- **WORK TO COMPLETE**
From the article below on the senior citizens' centre seeking to work with the employment directorate, write out word for word the passage that begins with "She said the" and ends with "a necessary partner.".

- **DOCUMENT EXTRACT**
● ● ● ● ● ● ●

Business
Senior Citizens Entrepreneurship: NSCC Seeks NDE’s Collaboration
The Director-General, National Senior Citizens Centre (NSCC) , Dr Emem Omokaro, is seeking collaboration with National Directorate of Employment (NDE) to maximise entrepreneurship and job creation for senior citizens.
Omokaro, who stated this when she paid a courtesy visit to the Director-General of NDE, Malam Abubakar Fikpo, yesterday in Abuja, said the collaboration would enhance the senior citizens’ productive activities in their communities.
She said the vision of NSCC was to have an inclusive society that guaranteed senior citizens’ right to dignity, healthy, happy and secure lives toward the actualisation of their potential.
“It is also evident that for NSCC to achieve its mandate there is an obvious need for multi-sectorial collaboration of which the NDE has been identified as a necessary partner.
“The mandate of NDE as we are aware; is to design and implement programmes to combat unemployment, articulate policies aimed at developing work programme with labour intensive potential, obtain and maintain a data bank on employment and vacancies in the country.

● ● ● ● ● ● ●

- **DATA ENTRIES**
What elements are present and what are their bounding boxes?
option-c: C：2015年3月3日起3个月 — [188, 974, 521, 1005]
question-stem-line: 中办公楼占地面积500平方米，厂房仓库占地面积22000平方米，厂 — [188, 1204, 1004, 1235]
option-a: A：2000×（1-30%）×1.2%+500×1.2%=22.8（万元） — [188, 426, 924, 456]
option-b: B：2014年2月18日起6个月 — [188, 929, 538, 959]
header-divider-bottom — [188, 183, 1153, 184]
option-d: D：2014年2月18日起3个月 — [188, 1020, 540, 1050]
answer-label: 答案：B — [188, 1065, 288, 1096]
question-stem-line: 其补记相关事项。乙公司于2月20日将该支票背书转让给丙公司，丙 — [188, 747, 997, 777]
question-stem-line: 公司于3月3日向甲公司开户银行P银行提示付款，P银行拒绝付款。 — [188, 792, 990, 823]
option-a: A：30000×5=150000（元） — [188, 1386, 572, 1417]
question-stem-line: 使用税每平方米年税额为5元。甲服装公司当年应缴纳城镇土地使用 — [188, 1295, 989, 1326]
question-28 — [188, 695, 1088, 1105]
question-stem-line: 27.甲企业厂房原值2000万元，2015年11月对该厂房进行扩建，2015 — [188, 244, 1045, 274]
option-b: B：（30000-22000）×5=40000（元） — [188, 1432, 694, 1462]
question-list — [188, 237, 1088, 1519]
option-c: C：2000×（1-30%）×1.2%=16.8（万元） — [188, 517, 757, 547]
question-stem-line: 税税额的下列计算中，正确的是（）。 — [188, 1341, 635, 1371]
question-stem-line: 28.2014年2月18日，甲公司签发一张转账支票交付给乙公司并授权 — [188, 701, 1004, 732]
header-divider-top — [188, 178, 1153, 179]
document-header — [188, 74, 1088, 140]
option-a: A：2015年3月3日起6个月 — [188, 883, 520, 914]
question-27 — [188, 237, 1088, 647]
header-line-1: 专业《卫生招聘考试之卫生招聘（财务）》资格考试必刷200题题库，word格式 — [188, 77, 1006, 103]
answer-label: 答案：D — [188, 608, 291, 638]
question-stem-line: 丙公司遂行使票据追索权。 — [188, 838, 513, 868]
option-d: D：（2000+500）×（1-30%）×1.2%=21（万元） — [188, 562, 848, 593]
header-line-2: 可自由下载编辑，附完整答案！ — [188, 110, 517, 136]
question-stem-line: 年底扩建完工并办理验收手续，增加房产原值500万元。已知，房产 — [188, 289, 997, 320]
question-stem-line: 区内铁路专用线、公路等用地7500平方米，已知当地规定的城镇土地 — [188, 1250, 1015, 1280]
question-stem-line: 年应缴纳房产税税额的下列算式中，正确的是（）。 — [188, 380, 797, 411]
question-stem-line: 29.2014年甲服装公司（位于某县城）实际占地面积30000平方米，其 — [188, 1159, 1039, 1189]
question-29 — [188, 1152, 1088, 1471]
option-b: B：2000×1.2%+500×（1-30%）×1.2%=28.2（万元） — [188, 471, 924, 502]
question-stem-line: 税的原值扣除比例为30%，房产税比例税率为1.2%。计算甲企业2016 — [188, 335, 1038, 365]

● ● ● ● ● ● ●

- **EXERCISE ANSWER**
She said the vision of NSCC was to have an inclusive society that guaranteed senior citizens’ right to dignity, healthy, happy and secure lives toward the actualisation of their potential.
“It is also evident that for NSCC to achieve its mandate there is an obvious need for multi-sectorial collaboration of which the NDE has been identified as a necessary partner.